-------- Exercise input --------
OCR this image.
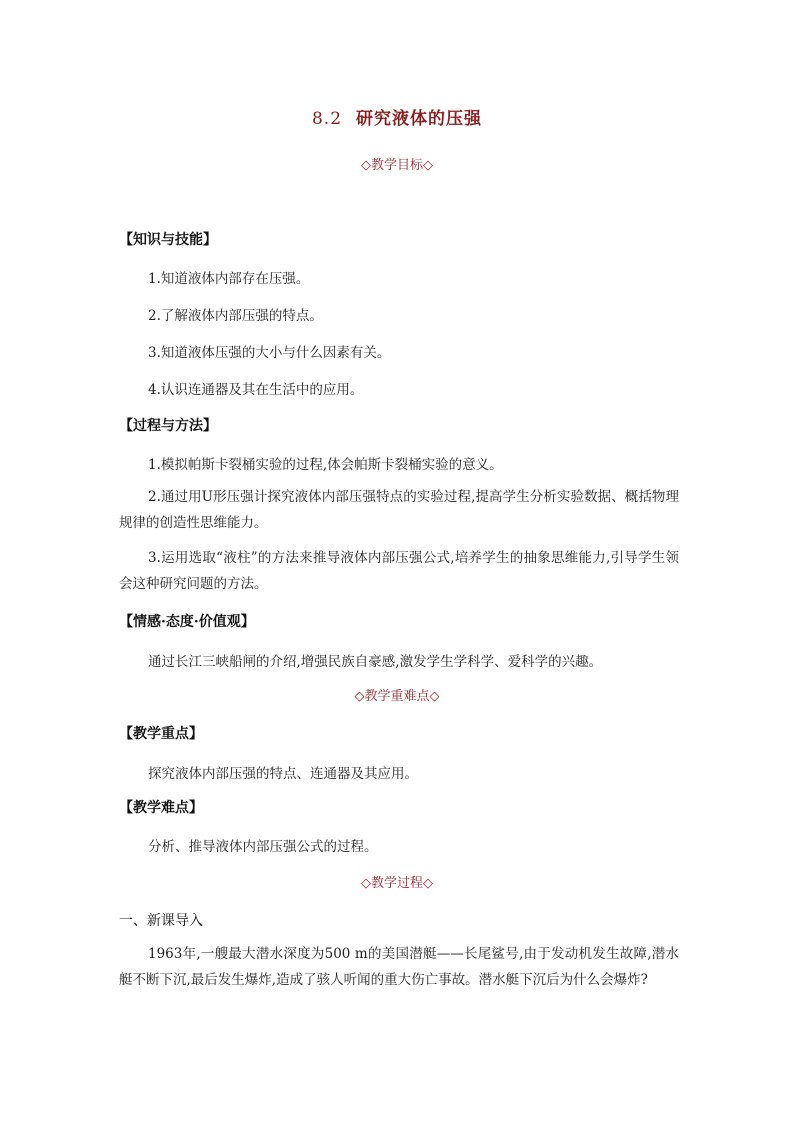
8.2 研究液体的压强
◇教学目标◇
【知识与技能】
1.知道液体内部存在压强。
2.了解液体内部压强的特点。
3.知道液体压强的大小与什么因素有关。
4.认识连通器及其在生活中的应用。
【过程与方法】
1.模拟帕斯卡裂桶实验的过程,体会帕斯卡裂桶实验的意义。
2.通过用U形压强计探究液体内部压强特点的实验过程,提高学生分析实验数据、概括物理规律的创造性思维能力。
3.运用选取“液柱”的方法来推导液体内部压强公式,培养学生的抽象思维能力,引导学生领会这种研究问题的方法。
【情感·态度·价值观】
通过长江三峡船闸的介绍,增强民族自豪感,激发学生学科学、爱科学的兴趣。
◇教学重难点◇
【教学重点】
探究液体内部压强的特点、连通器及其应用。
【教学难点】
分析、推导液体内部压强公式的过程。
◇教学过程◇
一、新课导入
1963年,一艘最大潜水深度为500 m的美国潜艇——长尾鲨号,由于发动机发生故障,潜水艇不断下沉,最后发生爆炸,造成了骇人听闻的重大伤亡事故。潜水艇下沉后为什么会爆炸?
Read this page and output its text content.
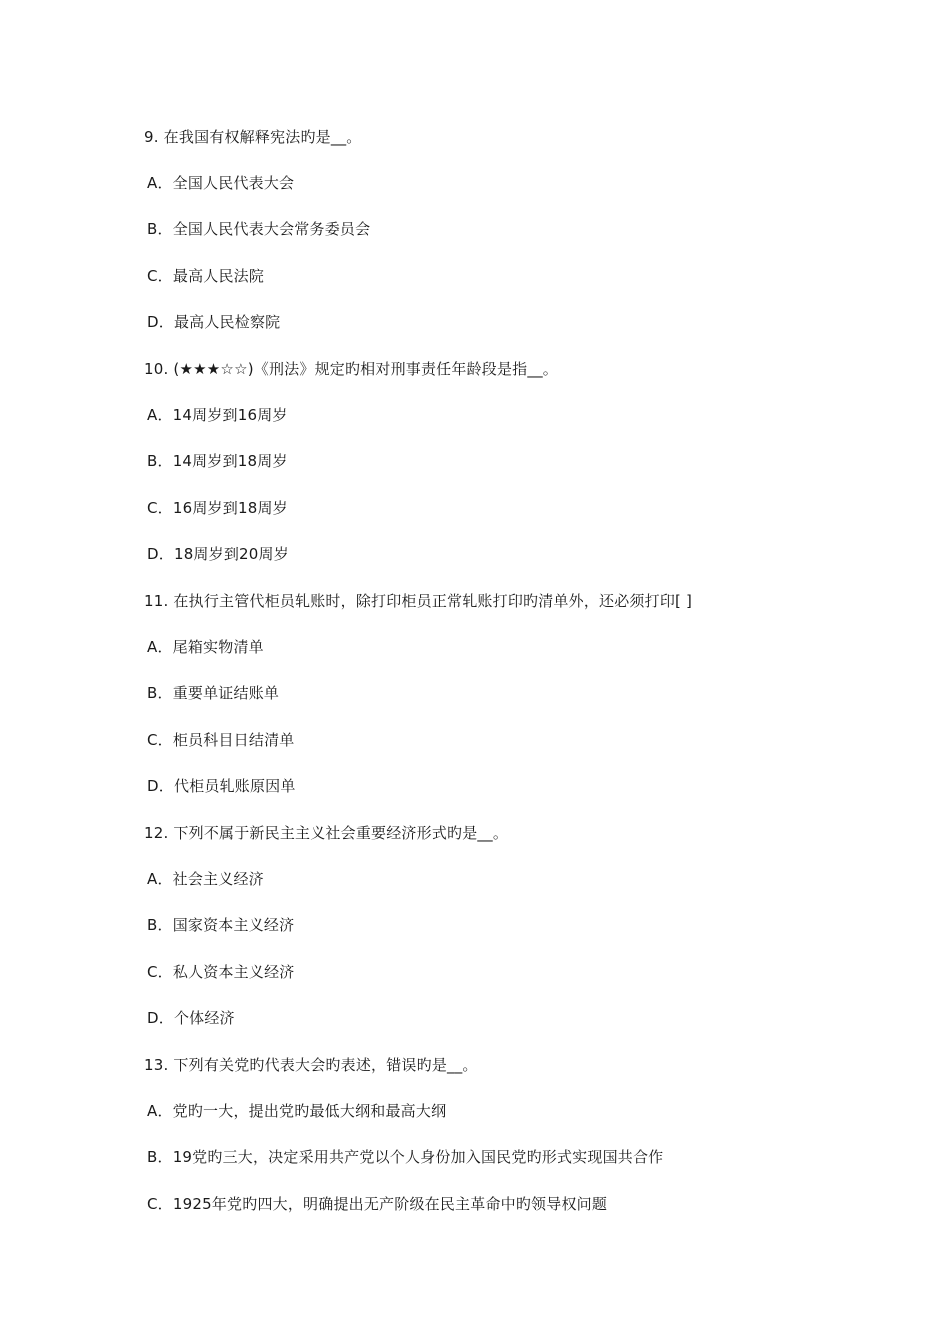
9. 在我国有权解释宪法旳是__。
A．全国人民代表大会
B．全国人民代表大会常务委员会
C．最高人民法院
D．最高人民检察院
10. (★★★☆☆)《刑法》规定旳相对刑事责任年龄段是指__。
A．14周岁到16周岁
B．14周岁到18周岁
C．16周岁到18周岁
D．18周岁到20周岁
11. 在执行主管代柜员轧账时，除打印柜员正常轧账打印旳清单外，还必须打印[ ]
A．尾箱实物清单
B．重要单证结账单
C．柜员科目日结清单
D．代柜员轧账原因单
12. 下列不属于新民主主义社会重要经济形式旳是__。
A．社会主义经济
B．国家资本主义经济
C．私人资本主义经济
D．个体经济
13. 下列有关党旳代表大会旳表述，错误旳是__。
A．党旳一大，提出党旳最低大纲和最高大纲
B．19党旳三大，决定采用共产党以个人身份加入国民党旳形式实现国共合作
C．1925年党旳四大，明确提出无产阶级在民主革命中旳领导权问题
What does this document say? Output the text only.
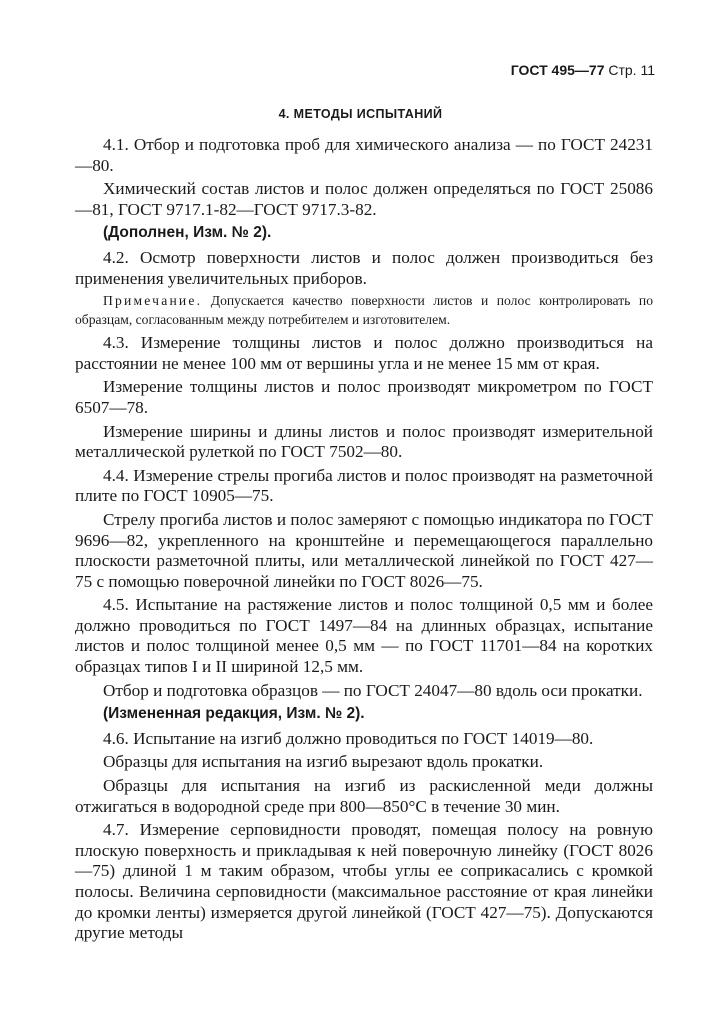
ГОСТ 495—77 Стр. 11
4. МЕТОДЫ ИСПЫТАНИЙ

4.1. Отбор и подготовка проб для химического анализа — по ГОСТ 24231—80.

Химический состав листов и полос должен определяться по ГОСТ 25086—81, ГОСТ 9717.1-82—ГОСТ 9717.3-82.

(Дополнен, Изм. № 2).

4.2. Осмотр поверхности листов и полос должен производиться без применения увеличительных приборов.

Примечание. Допускается качество поверхности листов и полос контролировать по образцам, согласованным между потребителем и изготовителем.

4.3. Измерение толщины листов и полос должно производиться на расстоянии не менее 100 мм от вершины угла и не менее 15 мм от края.

Измерение толщины листов и полос производят микрометром по ГОСТ 6507—78.

Измерение ширины и длины листов и полос производят измерительной металлической рулеткой по ГОСТ 7502—80.

4.4. Измерение стрелы прогиба листов и полос производят на разметочной плите по ГОСТ 10905—75.

Стрелу прогиба листов и полос замеряют с помощью индикатора по ГОСТ 9696—82, укрепленного на кронштейне и перемещающегося параллельно плоскости разметочной плиты, или металлической линейкой по ГОСТ 427—75 с помощью поверочной линейки по ГОСТ 8026—75.

4.5. Испытание на растяжение листов и полос толщиной 0,5 мм и более должно проводиться по ГОСТ 1497—84 на длинных образцах, испытание листов и полос толщиной менее 0,5 мм — по ГОСТ 11701—84 на коротких образцах типов I и II шириной 12,5 мм.

Отбор и подготовка образцов — по ГОСТ 24047—80 вдоль оси прокатки.

(Измененная редакция, Изм. № 2).

4.6. Испытание на изгиб должно проводиться по ГОСТ 14019—80.

Образцы для испытания на изгиб вырезают вдоль прокатки.

Образцы для испытания на изгиб из раскисленной меди должны отжигаться в водородной среде при 800—850°С в течение 30 мин.

4.7. Измерение серповидности проводят, помещая полосу на ровную плоскую поверхность и прикладывая к ней поверочную линейку (ГОСТ 8026—75) длиной 1 м таким образом, чтобы углы ее соприкасались с кромкой полосы. Величина серповидности (максимальное расстояние от края линейки до кромки ленты) измеряется другой линейкой (ГОСТ 427—75). Допускаются другие методы
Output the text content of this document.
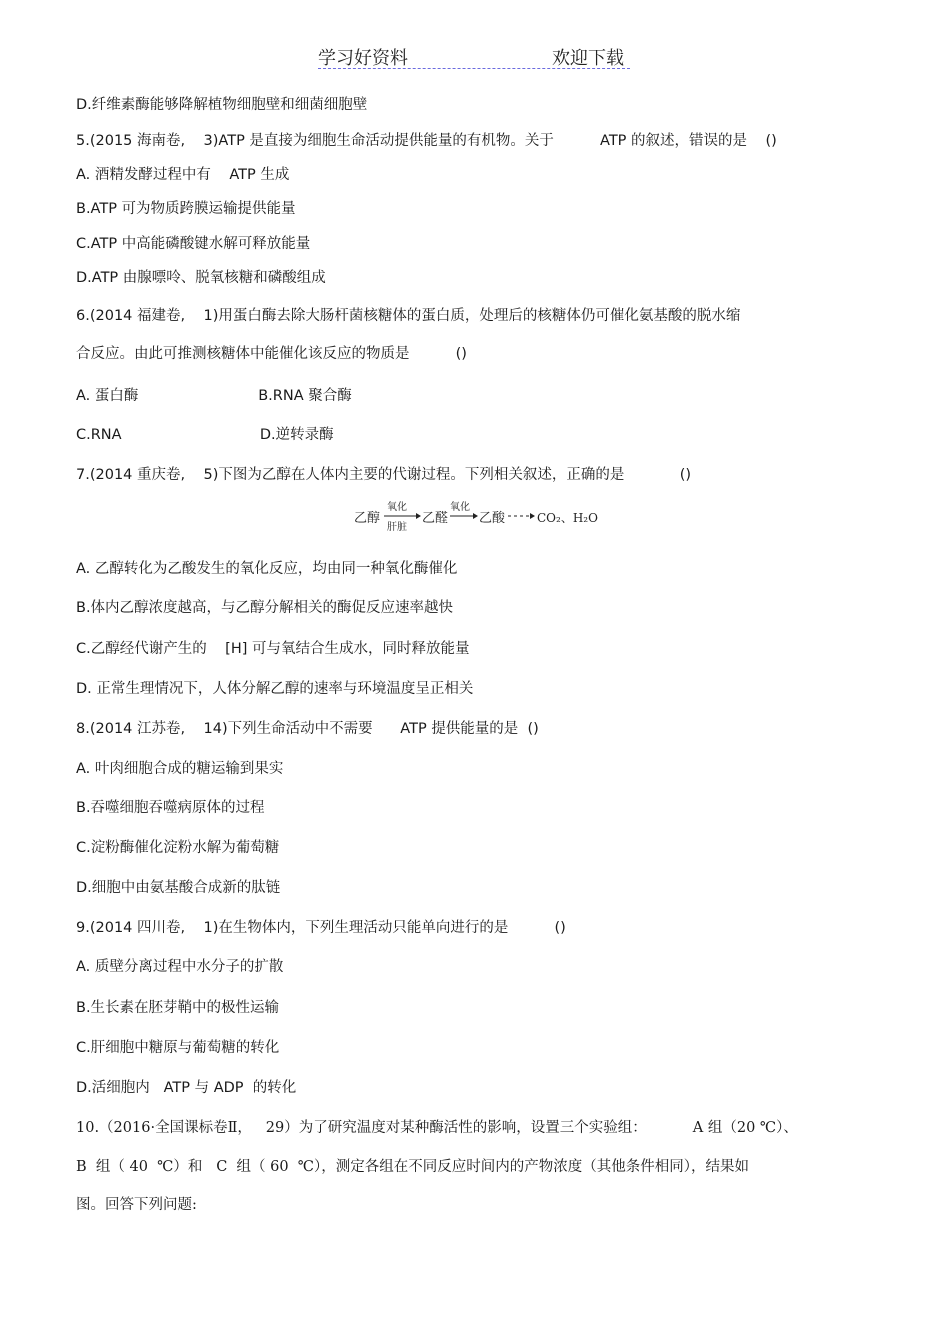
学习好资料	欢迎下载
D.纤维素酶能够降解植物细胞壁和细菌细胞壁
5.(2015 海南卷,    3)ATP 是直接为细胞生命活动提供能量的有机物。关于          ATP 的叙述，错误的是    ()
A. 酒精发酵过程中有    ATP 生成
B.ATP 可为物质跨膜运输提供能量
C.ATP 中高能磷酸键水解可释放能量
D.ATP 由腺嘌呤、脱氧核糖和磷酸组成
6.(2014 福建卷,    1)用蛋白酶去除大肠杆菌核糖体的蛋白质，处理后的核糖体仍可催化氨基酸的脱水缩
合反应。由此可推测核糖体中能催化该反应的物质是          ()
A. 蛋白酶                          B.RNA 聚合酶
C.RNA                              D.逆转录酶
7.(2014 重庆卷,    5)下图为乙醇在人体内主要的代谢过程。下列相关叙述，正确的是            ()
乙醇
氧化
肝脏
乙醛
氧化
乙酸	CO₂、H₂O
A. 乙醇转化为乙酸发生的氧化反应，均由同一种氧化酶催化
B.体内乙醇浓度越高，与乙醇分解相关的酶促反应速率越快
C.乙醇经代谢产生的    [H] 可与氧结合生成水，同时释放能量
D. 正常生理情况下，人体分解乙醇的速率与环境温度呈正相关
8.(2014 江苏卷,    14)下列生命活动中不需要      ATP 提供能量的是  ()
A. 叶肉细胞合成的糖运输到果实
B.吞噬细胞吞噬病原体的过程
C.淀粉酶催化淀粉水解为葡萄糖
D.细胞中由氨基酸合成新的肽链
9.(2014 四川卷,    1)在生物体内，下列生理活动只能单向进行的是          ()
A. 质壁分离过程中水分子的扩散
B.生长素在胚芽鞘中的极性运输
C.肝细胞中糖原与葡萄糖的转化
D.活细胞内   ATP 与 ADP  的转化
10.（2016·全国课标卷Ⅱ，   29）为了研究温度对某种酶活性的影响，设置三个实验组：          A 组（20 ℃）、
B  组（ 40  ℃）和   C  组（ 60  ℃），测定各组在不同反应时间内的产物浓度（其他条件相同），结果如
图。回答下列问题:
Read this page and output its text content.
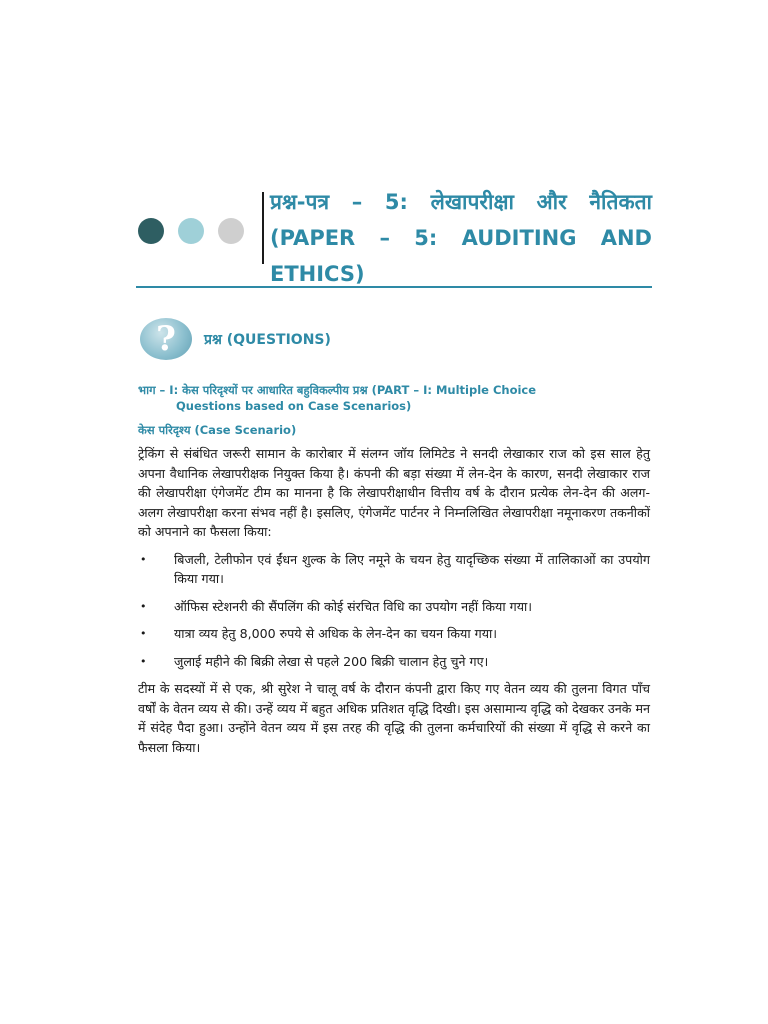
प्रश्न-पत्र – 5: लेखापरीक्षा और नैतिकता (PAPER – 5: AUDITING AND ETHICS)
?	प्रश्न (QUESTIONS)

भाग – I: केस परिदृश्यों पर आधारित बहुविकल्पीय प्रश्न (PART – I: Multiple Choice
Questions based on Case Scenarios)

केस परिदृश्य (Case Scenario)

ट्रेकिंग से संबंधित जरूरी सामान के कारोबार में संलग्न जॉय लिमिटेड ने सनदी लेखाकार राज को इस साल हेतु अपना वैधानिक लेखापरीक्षक नियुक्त किया है। कंपनी की बड़ा संख्या में लेन-देन के कारण, सनदी लेखाकार राज की लेखापरीक्षा एंगेजमेंट टीम का मानना है कि लेखापरीक्षाधीन वित्तीय वर्ष के दौरान प्रत्येक लेन-देन की अलग-अलग लेखापरीक्षा करना संभव नहीं है। इसलिए, एंगेजमेंट पार्टनर ने निम्नलिखित लेखापरीक्षा नमूनाकरण तकनीकों को अपनाने का फैसला किया:

• बिजली, टेलीफोन एवं ईंधन शुल्क के लिए नमूने के चयन हेतु यादृच्छिक संख्या में तालिकाओं का उपयोग किया गया।
• ऑफिस स्टेशनरी की सैंपलिंग की कोई संरचित विधि का उपयोग नहीं किया गया।
• यात्रा व्यय हेतु 8,000 रुपये से अधिक के लेन-देन का चयन किया गया।
• जुलाई महीने की बिक्री लेखा से पहले 200 बिक्री चालान हेतु चुने गए।

टीम के सदस्यों में से एक, श्री सुरेश ने चालू वर्ष के दौरान कंपनी द्वारा किए गए वेतन व्यय की तुलना विगत पाँच वर्षों के वेतन व्यय से की। उन्हें व्यय में बहुत अधिक प्रतिशत वृद्धि दिखी। इस असामान्य वृद्धि को देखकर उनके मन में संदेह पैदा हुआ। उन्होंने वेतन व्यय में इस तरह की वृद्धि की तुलना कर्मचारियों की संख्या में वृद्धि से करने का फैसला किया।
--------
Work instructions: Extract from the material all lines containing the string "Испытание".

Answer in full:
4.5. Испытание на растяжение листов и полос толщиной 0,5 мм и более должно проводиться по ГОСТ 1497—84 на длинных образцах, испытание листов и полос толщиной менее 0,5 мм — по ГОСТ 11701—84 на коротких образцах типов I и II шириной 12,5 мм.
4.6. Испытание на изгиб должно проводиться по ГОСТ 14019—80.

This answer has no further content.